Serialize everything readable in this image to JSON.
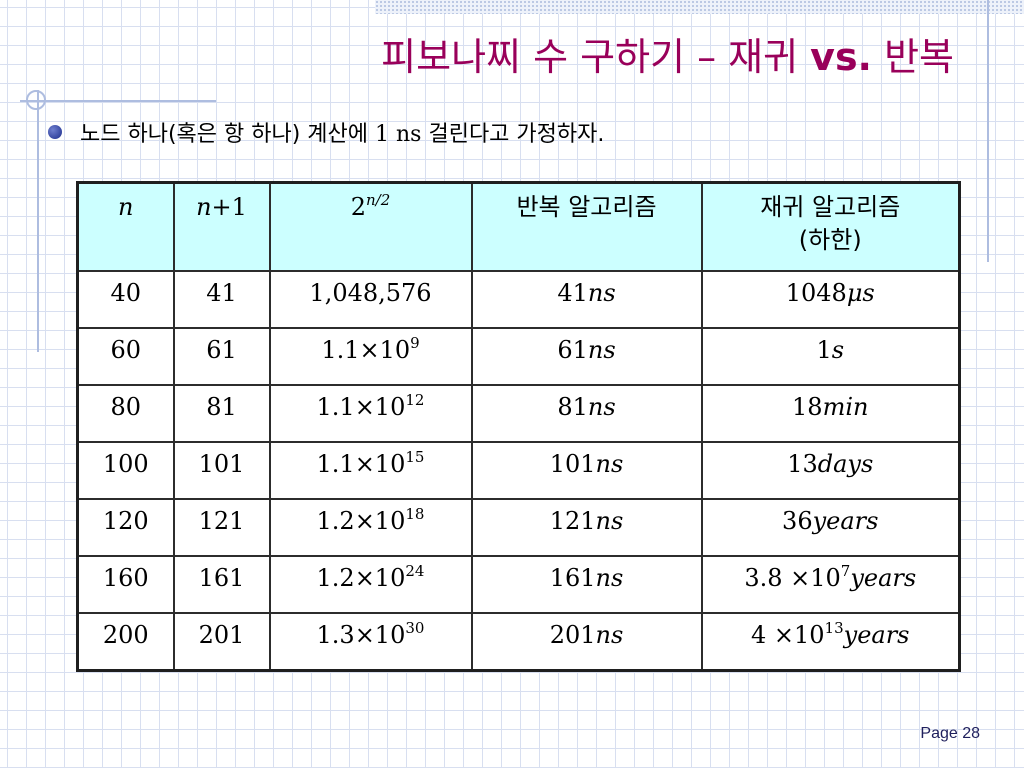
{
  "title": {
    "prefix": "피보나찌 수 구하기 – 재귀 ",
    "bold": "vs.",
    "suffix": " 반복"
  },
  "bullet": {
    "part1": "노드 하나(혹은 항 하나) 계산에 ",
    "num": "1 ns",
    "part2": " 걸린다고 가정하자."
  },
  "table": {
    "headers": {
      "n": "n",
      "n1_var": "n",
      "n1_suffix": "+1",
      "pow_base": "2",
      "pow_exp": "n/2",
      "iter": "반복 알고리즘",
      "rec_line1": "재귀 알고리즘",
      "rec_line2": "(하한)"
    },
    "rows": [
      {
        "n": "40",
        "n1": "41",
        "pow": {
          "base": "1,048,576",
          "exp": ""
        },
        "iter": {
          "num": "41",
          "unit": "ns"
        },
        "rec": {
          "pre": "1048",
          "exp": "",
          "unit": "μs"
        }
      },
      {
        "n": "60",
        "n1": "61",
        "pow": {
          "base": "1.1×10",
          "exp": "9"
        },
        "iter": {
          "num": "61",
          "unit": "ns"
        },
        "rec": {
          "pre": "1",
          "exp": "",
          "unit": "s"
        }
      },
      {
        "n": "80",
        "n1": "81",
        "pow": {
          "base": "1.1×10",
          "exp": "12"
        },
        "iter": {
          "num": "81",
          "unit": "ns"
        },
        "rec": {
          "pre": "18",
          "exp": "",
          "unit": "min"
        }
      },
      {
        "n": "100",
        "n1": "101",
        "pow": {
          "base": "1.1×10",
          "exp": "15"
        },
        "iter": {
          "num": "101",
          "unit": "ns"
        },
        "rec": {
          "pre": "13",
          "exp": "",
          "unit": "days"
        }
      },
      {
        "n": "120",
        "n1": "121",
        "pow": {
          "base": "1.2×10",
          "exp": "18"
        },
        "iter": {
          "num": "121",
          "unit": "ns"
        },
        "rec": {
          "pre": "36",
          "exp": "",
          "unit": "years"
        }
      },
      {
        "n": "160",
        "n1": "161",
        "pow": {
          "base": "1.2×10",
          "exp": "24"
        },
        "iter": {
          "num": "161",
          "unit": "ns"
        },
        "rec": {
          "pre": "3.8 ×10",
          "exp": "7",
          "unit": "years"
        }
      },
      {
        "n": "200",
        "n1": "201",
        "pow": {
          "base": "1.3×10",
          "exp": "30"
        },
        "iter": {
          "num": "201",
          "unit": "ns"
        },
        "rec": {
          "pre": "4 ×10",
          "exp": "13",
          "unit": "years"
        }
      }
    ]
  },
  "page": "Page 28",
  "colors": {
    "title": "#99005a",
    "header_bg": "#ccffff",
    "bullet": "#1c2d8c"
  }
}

..............................

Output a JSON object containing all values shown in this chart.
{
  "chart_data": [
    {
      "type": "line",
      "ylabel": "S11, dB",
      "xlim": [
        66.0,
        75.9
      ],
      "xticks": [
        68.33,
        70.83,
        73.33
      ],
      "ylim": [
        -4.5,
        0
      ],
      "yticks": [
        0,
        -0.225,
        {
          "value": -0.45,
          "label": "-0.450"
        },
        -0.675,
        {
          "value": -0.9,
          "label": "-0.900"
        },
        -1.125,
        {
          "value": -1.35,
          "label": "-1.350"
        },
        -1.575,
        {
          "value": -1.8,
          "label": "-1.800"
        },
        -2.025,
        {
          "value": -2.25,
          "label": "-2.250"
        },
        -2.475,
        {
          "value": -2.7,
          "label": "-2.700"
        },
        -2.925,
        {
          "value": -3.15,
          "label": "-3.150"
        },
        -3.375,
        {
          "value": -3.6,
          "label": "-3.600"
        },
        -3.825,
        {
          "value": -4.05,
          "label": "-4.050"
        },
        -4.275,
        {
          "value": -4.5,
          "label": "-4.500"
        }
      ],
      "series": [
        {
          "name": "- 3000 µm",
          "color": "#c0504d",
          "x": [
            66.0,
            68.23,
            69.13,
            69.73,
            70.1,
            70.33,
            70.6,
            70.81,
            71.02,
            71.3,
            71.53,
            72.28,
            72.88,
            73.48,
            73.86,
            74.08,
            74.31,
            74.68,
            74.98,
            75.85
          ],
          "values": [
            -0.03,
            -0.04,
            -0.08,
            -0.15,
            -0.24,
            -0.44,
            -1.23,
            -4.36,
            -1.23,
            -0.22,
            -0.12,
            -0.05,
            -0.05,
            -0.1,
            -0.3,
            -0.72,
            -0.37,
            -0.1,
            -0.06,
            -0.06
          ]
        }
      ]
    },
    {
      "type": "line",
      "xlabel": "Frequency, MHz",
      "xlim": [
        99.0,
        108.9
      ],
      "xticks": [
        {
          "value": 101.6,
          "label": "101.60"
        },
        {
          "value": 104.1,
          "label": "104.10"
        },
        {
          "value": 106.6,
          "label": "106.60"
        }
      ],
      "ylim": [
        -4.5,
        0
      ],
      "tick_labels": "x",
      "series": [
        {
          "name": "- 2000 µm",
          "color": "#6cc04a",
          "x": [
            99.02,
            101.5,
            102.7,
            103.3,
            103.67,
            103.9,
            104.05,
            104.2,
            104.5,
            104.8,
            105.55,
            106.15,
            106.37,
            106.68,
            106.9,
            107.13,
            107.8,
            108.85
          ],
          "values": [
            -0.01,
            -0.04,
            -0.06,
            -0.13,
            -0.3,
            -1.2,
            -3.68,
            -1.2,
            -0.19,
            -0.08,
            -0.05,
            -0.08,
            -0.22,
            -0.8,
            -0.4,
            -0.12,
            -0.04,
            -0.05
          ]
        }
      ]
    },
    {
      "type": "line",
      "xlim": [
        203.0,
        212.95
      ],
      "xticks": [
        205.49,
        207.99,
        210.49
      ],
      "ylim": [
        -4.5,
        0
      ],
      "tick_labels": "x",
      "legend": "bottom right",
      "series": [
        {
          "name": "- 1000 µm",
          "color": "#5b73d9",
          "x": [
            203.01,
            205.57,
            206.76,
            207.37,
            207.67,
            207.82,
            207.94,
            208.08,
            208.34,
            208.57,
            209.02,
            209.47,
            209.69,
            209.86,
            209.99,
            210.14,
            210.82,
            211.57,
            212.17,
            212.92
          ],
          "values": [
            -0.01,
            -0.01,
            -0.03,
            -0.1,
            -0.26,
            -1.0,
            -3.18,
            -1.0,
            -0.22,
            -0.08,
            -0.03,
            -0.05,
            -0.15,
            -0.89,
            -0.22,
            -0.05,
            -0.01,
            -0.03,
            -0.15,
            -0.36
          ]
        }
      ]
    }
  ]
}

..............................

#### Aim
Pull out every line of the entries that includes the word "JSON".

#### Output
Serialize everything readable in this image to JSON.
Output a JSON object containing all values shown in this chart.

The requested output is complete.